== SUPPLIED DATA ==

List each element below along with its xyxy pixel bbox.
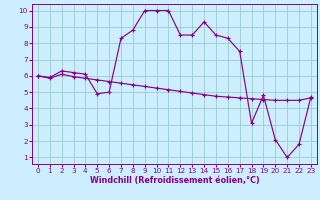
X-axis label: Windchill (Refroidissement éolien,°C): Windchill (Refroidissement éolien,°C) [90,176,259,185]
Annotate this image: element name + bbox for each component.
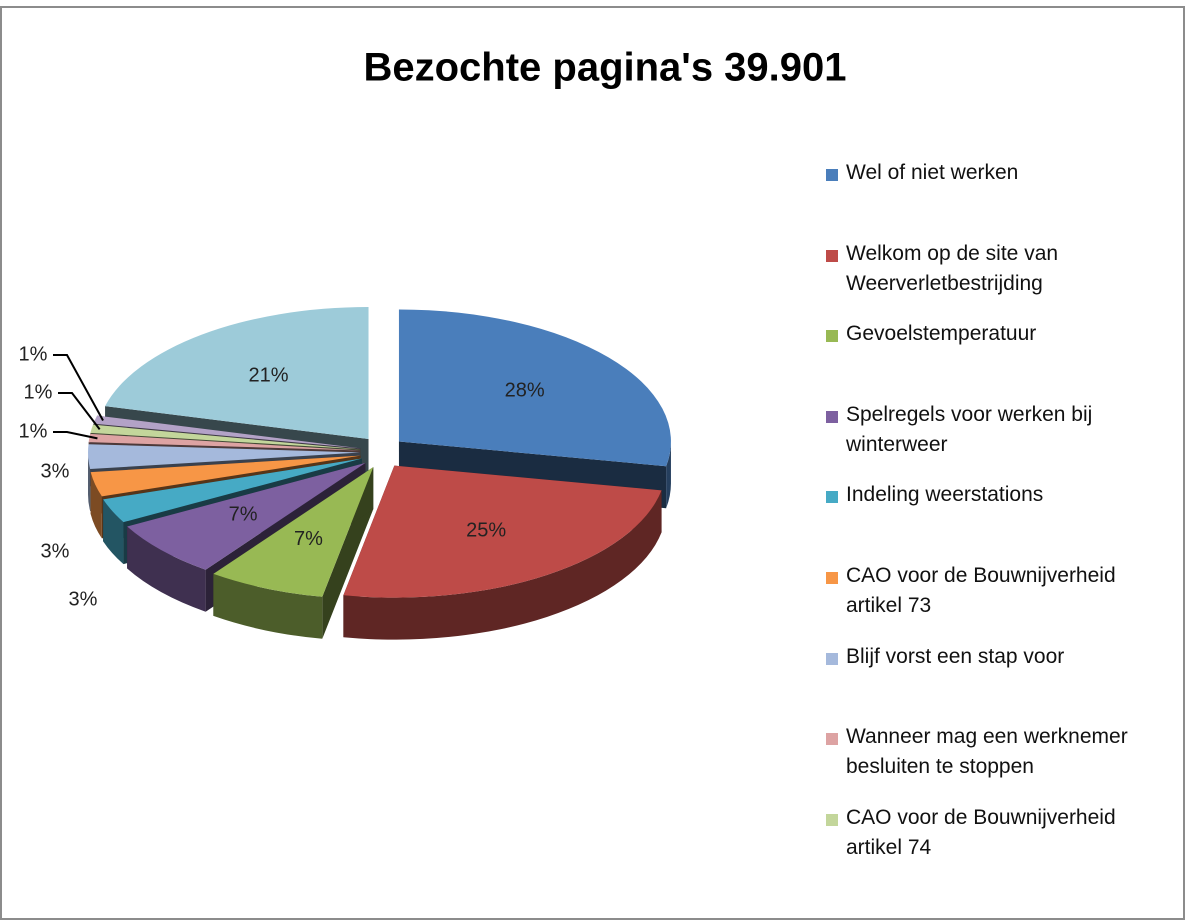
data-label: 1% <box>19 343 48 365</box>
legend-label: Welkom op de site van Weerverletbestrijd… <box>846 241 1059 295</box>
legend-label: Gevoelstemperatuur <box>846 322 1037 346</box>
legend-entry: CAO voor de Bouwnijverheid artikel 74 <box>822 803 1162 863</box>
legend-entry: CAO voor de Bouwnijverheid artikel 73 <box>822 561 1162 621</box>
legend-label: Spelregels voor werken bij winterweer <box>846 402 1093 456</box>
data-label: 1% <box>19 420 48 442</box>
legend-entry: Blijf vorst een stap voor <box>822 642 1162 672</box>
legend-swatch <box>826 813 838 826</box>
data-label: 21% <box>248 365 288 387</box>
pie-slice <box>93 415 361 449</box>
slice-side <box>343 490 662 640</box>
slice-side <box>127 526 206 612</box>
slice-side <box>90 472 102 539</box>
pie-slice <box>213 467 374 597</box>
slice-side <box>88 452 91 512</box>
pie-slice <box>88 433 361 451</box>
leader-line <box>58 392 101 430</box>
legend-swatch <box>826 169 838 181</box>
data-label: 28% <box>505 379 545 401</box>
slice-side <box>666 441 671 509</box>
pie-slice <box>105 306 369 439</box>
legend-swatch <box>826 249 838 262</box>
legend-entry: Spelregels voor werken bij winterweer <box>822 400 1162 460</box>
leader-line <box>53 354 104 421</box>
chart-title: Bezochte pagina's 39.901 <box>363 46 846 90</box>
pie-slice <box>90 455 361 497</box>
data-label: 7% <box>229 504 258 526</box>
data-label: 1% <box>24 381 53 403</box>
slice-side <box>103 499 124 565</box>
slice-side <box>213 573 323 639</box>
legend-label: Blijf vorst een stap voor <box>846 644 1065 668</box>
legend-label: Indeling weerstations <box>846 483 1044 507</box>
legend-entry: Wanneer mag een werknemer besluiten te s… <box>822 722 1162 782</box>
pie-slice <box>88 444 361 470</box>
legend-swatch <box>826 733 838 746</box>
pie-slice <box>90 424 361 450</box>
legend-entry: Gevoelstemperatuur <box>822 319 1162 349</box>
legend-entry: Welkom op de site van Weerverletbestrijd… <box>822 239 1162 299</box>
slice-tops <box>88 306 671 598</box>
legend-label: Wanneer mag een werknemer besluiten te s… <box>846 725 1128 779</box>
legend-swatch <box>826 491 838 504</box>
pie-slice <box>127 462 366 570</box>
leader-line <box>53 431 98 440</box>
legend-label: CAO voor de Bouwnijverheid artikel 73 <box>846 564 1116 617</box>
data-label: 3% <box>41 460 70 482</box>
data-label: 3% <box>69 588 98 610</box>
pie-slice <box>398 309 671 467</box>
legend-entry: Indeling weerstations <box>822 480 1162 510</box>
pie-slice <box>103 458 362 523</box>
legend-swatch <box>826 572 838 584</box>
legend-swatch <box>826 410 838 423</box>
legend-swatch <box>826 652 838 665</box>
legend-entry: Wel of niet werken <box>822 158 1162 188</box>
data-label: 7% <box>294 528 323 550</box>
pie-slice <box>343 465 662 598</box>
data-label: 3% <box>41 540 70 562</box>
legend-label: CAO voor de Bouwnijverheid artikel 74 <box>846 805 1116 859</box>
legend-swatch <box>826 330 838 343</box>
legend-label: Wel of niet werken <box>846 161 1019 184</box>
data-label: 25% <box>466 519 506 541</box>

== PROBLEM STATEMENT ==
Filter the lines above, keeping every line that contains the string "voor" with the same letter case, and copy each one in full.

== RESULT OF THIS TASK ==
legend-entry: CAO voor de Bouwnijverheid artikel 74 <box>822 803 1162 863</box>
legend-entry: CAO voor de Bouwnijverheid artikel 73 <box>822 561 1162 621</box>
legend-label: Spelregels voor werken bij winterweer <box>846 402 1093 456</box>
legend-entry: Blijf vorst een stap voor <box>822 642 1162 672</box>
legend-entry: Spelregels voor werken bij winterweer <box>822 400 1162 460</box>
legend-label: Blijf vorst een stap voor <box>846 644 1065 668</box>
legend-label: CAO voor de Bouwnijverheid artikel 73 <box>846 564 1116 617</box>
legend-label: CAO voor de Bouwnijverheid artikel 74 <box>846 805 1116 859</box>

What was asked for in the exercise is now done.